■ To do: Pick out each line below containing "BEGIN".

■ Recorded information:
┌────────

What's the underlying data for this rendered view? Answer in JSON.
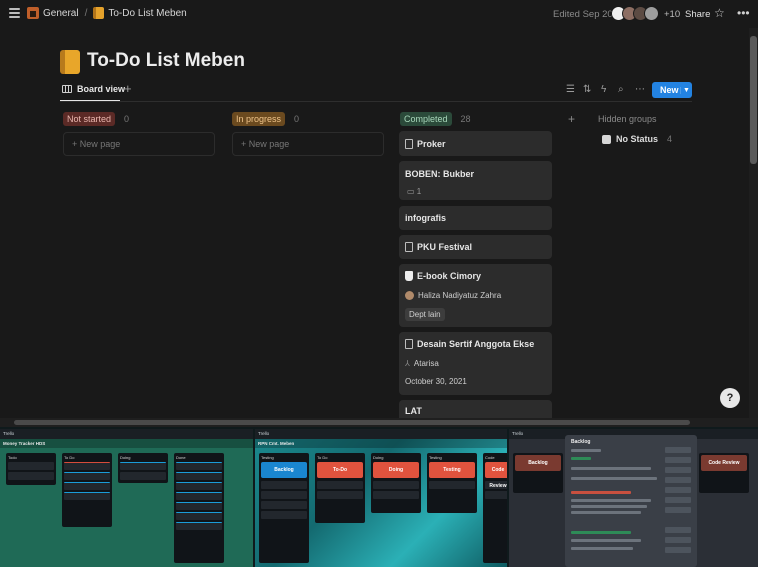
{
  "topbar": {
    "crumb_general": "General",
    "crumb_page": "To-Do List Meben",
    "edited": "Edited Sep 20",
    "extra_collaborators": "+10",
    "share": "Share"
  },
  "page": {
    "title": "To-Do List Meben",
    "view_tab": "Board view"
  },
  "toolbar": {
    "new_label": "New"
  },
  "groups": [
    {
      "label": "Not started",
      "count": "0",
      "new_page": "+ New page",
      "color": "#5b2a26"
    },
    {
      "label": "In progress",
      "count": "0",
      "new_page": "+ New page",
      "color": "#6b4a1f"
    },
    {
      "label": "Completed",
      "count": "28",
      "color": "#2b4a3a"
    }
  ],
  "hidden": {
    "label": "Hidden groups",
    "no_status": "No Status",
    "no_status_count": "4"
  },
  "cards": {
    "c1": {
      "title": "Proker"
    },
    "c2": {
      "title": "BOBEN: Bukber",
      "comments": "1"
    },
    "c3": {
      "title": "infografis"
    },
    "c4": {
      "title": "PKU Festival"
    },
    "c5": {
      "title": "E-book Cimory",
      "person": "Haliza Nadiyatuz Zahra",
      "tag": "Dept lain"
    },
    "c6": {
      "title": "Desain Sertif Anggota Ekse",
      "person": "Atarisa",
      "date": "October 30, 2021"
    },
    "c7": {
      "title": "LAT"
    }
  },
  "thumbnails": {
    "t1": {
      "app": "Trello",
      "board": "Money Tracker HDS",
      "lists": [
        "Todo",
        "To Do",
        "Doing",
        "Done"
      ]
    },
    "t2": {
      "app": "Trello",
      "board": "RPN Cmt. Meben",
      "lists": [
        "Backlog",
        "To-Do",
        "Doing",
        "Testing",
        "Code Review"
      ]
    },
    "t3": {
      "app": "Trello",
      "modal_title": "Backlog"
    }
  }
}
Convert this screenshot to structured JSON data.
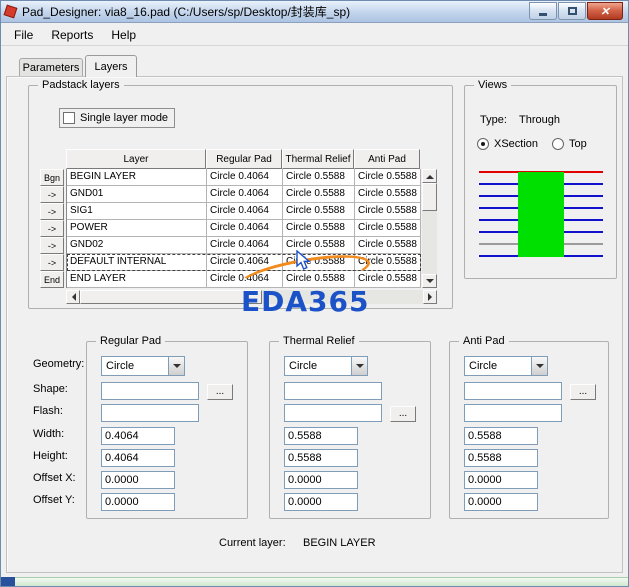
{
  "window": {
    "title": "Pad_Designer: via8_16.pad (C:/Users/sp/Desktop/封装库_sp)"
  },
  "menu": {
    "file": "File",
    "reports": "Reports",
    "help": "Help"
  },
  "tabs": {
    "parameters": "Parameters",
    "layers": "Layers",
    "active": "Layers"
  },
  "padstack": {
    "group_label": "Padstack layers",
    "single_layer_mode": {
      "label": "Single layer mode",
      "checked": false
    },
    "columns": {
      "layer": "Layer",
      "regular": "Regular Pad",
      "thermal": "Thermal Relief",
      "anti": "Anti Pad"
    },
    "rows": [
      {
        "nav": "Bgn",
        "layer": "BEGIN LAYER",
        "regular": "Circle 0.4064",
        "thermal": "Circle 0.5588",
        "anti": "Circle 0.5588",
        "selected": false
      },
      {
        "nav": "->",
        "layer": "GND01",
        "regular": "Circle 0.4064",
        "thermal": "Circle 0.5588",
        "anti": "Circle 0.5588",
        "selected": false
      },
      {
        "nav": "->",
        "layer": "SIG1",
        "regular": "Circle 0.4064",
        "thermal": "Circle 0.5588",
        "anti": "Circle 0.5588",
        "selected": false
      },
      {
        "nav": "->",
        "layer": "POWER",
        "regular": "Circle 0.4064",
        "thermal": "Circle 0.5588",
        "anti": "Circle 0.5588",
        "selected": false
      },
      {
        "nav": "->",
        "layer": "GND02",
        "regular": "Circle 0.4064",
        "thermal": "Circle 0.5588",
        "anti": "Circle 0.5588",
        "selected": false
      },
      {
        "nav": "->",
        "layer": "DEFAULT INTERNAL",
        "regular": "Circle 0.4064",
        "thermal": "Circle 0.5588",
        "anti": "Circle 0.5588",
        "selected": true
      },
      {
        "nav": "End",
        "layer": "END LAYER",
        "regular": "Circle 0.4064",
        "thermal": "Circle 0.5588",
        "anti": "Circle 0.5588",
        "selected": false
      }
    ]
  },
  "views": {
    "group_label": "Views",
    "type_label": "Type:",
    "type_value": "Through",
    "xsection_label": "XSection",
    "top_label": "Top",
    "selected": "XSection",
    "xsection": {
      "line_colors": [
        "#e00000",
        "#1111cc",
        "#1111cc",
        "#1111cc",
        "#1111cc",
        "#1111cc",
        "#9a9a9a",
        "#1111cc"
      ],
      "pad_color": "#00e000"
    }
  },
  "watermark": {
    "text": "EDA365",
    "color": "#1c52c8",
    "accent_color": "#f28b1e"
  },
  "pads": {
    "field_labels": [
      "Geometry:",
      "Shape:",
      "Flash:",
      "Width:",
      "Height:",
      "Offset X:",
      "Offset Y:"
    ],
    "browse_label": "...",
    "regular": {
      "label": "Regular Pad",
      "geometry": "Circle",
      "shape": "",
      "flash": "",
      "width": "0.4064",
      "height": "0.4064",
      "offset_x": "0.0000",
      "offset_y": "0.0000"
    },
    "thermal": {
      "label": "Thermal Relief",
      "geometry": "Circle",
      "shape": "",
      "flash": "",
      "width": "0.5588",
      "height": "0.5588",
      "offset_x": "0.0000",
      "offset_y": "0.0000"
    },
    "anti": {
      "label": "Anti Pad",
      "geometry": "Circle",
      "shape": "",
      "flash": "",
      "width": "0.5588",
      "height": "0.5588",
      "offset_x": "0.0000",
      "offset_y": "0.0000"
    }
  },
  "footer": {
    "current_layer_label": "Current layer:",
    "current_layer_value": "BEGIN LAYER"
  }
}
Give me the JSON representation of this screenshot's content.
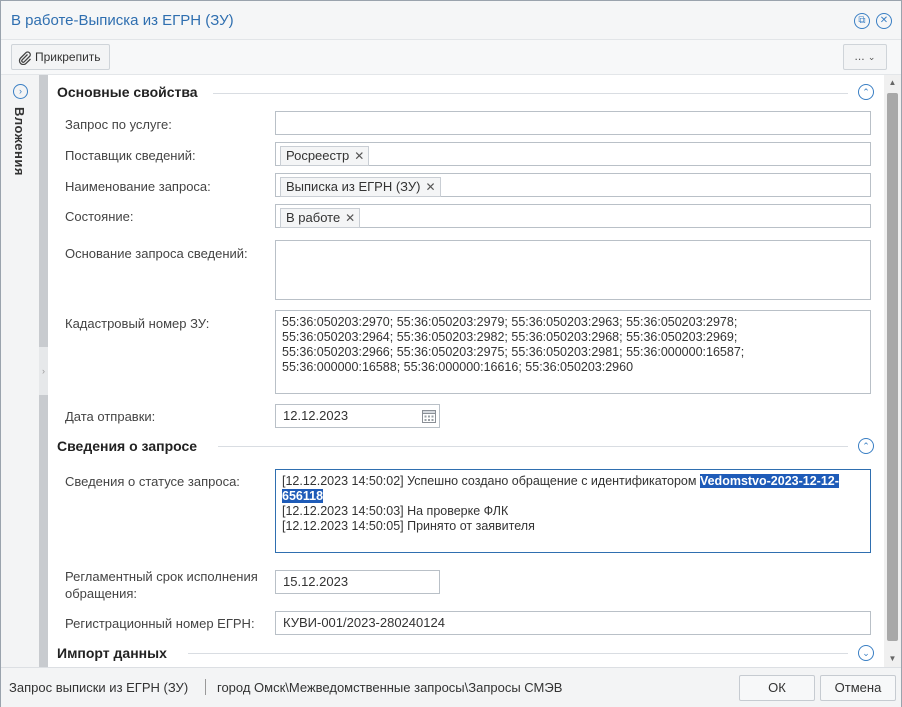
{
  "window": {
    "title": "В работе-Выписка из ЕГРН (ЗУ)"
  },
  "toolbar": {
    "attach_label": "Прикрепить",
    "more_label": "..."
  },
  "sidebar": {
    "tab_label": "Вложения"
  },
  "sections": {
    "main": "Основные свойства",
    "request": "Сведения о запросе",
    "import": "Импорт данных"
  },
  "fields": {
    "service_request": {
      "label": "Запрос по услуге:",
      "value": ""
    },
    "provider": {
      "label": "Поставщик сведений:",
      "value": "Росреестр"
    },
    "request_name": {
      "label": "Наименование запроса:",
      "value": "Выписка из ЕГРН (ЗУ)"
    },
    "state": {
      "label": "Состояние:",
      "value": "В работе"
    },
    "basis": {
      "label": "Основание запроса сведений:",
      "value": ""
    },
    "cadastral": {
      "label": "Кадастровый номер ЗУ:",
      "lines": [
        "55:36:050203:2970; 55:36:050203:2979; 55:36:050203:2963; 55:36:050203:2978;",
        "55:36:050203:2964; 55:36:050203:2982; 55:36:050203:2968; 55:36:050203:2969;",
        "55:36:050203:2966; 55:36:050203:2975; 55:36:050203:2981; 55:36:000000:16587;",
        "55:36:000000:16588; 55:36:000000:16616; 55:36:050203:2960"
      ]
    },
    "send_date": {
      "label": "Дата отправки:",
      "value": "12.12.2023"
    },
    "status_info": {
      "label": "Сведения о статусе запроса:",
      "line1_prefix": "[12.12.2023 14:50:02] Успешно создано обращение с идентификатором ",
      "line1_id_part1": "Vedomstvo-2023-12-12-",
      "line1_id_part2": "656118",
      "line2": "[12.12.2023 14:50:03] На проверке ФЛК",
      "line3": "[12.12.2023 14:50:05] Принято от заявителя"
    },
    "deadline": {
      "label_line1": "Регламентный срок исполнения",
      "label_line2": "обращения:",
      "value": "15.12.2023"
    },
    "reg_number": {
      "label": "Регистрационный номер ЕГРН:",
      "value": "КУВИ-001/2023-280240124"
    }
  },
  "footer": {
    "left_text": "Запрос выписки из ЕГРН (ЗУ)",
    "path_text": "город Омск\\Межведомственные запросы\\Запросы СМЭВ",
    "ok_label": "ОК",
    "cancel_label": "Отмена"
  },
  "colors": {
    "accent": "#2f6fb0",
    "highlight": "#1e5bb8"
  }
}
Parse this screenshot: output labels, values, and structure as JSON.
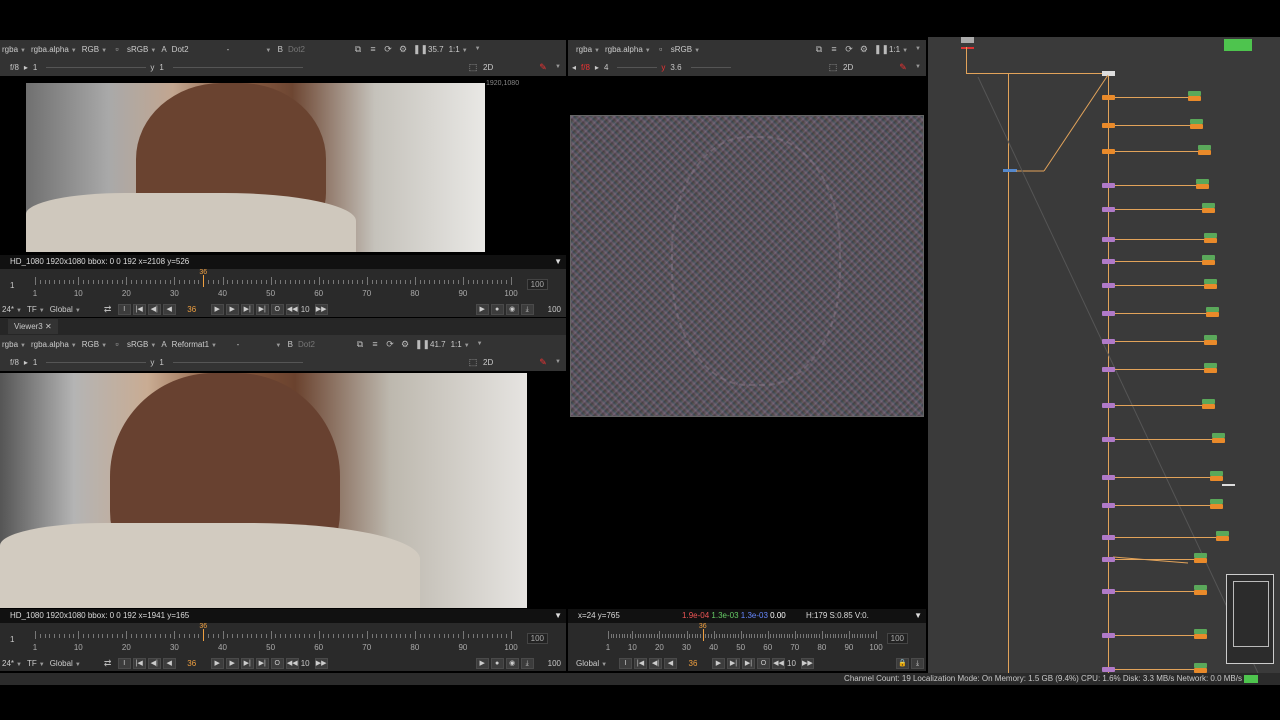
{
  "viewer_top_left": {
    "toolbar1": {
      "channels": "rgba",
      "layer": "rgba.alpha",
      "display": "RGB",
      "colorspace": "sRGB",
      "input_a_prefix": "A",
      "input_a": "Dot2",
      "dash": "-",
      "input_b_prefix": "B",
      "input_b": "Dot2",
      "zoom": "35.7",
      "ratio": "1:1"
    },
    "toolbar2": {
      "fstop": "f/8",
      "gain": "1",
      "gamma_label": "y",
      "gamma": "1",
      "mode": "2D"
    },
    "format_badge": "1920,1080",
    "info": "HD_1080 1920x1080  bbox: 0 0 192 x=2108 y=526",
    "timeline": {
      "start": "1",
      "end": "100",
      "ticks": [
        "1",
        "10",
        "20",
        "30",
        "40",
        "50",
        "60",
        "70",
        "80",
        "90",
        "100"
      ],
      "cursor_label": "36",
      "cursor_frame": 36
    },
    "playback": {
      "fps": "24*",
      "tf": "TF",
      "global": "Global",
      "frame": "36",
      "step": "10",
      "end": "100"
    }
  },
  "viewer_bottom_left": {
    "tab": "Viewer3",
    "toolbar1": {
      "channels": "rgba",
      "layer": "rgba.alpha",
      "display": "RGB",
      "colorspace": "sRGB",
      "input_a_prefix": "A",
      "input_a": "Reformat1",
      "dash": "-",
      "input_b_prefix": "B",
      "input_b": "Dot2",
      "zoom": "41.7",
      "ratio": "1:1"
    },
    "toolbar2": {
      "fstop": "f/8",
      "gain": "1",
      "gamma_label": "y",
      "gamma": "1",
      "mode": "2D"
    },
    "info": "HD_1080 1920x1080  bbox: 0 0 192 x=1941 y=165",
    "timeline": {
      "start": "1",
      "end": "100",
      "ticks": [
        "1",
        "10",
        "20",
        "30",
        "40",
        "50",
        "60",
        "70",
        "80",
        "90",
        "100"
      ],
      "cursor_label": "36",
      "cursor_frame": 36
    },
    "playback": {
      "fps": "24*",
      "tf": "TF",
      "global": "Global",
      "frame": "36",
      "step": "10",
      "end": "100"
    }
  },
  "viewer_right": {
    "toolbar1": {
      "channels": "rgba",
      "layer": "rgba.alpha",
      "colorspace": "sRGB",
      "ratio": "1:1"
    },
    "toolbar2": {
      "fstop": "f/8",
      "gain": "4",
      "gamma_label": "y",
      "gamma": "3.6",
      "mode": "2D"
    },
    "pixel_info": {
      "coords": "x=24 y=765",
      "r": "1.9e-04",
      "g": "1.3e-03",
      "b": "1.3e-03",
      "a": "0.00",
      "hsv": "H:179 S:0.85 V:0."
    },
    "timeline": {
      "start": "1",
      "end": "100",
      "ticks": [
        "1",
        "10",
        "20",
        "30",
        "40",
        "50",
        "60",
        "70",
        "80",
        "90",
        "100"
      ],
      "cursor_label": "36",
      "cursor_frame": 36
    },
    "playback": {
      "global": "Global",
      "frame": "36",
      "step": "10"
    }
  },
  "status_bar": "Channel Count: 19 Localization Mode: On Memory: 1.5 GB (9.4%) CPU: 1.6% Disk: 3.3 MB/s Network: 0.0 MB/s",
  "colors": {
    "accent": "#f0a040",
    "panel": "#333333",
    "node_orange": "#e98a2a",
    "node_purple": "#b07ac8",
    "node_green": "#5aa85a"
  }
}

└────────

■ Full solution:
        "layer": "BEGIN LAYER",
    "current_layer_value": "BEGIN LAYER"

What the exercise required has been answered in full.